Brief:
Could every line of the data be printed exactly as it reads?

Records to process:

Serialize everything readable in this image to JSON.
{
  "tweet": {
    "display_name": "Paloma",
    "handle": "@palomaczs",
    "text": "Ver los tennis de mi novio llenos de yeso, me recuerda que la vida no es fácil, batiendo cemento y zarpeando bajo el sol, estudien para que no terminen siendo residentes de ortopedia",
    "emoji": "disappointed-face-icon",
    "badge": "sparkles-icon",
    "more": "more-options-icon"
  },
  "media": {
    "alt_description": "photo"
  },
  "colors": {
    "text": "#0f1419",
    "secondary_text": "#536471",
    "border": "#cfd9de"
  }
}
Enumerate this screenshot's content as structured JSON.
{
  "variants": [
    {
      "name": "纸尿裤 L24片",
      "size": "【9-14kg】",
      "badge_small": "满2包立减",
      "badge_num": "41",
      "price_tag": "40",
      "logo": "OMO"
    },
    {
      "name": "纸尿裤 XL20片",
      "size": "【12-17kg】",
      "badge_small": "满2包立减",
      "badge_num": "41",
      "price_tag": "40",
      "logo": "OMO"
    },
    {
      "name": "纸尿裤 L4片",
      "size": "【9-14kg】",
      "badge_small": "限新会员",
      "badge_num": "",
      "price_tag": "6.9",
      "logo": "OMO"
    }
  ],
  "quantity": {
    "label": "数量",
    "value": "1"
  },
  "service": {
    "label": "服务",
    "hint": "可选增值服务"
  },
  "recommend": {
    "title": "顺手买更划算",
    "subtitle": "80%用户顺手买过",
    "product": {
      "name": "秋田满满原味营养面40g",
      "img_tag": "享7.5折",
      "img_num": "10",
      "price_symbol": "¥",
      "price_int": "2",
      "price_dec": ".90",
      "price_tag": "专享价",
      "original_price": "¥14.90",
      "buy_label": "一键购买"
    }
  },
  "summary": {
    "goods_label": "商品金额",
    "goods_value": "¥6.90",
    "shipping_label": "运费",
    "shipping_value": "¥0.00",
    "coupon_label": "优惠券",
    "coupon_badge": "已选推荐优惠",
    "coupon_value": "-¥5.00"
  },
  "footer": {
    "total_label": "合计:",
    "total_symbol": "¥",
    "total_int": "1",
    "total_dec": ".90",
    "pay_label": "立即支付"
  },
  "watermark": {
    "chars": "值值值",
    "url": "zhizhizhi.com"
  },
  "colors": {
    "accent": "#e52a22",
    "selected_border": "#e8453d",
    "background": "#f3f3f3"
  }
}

Exercise output:
Serialize everything readable in this image to JSON.
{
  "tweet": {
    "display_name": "Paloma",
    "handle": "@palomaczs",
    "text": "Ver los tennis de mi novio llenos de yeso, me recuerda que la vida no es fácil, batiendo cemento y zarpeando bajo el sol, estudien para que no terminen siendo residentes de ortopedia",
    "emoji": "disappointed-face-icon",
    "badge": "sparkles-icon",
    "more": "more-options-icon"
  },
  "media": {
    "alt_description": "photo"
  },
  "colors": {
    "text": "#0f1419",
    "secondary_text": "#536471",
    "border": "#cfd9de"
  }
}
Enumerate this screenshot's content as structured JSON.
{
  "variants": [
    {
      "name": "纸尿裤 L24片",
      "size": "【9-14kg】",
      "badge_small": "满2包立减",
      "badge_num": "41",
      "price_tag": "40",
      "logo": "OMO"
    },
    {
      "name": "纸尿裤 XL20片",
      "size": "【12-17kg】",
      "badge_small": "满2包立减",
      "badge_num": "41",
      "price_tag": "40",
      "logo": "OMO"
    },
    {
      "name": "纸尿裤 L4片",
      "size": "【9-14kg】",
      "badge_small": "限新会员",
      "badge_num": "",
      "price_tag": "6.9",
      "logo": "OMO"
    }
  ],
  "quantity": {
    "label": "数量",
    "value": "1"
  },
  "service": {
    "label": "服务",
    "hint": "可选增值服务"
  },
  "recommend": {
    "title": "顺手买更划算",
    "subtitle": "80%用户顺手买过",
    "product": {
      "name": "秋田满满原味营养面40g",
      "img_tag": "享7.5折",
      "img_num": "10",
      "price_symbol": "¥",
      "price_int": "2",
      "price_dec": ".90",
      "price_tag": "专享价",
      "original_price": "¥14.90",
      "buy_label": "一键购买"
    }
  },
  "summary": {
    "goods_label": "商品金额",
    "goods_value": "¥6.90",
    "shipping_label": "运费",
    "shipping_value": "¥0.00",
    "coupon_label": "优惠券",
    "coupon_badge": "已选推荐优惠",
    "coupon_value": "-¥5.00"
  },
  "footer": {
    "total_label": "合计:",
    "total_symbol": "¥",
    "total_int": "1",
    "total_dec": ".90",
    "pay_label": "立即支付"
  },
  "watermark": {
    "chars": "值值值",
    "url": "zhizhizhi.com"
  },
  "colors": {
    "accent": "#e52a22",
    "selected_border": "#e8453d",
    "background": "#f3f3f3"
  }
}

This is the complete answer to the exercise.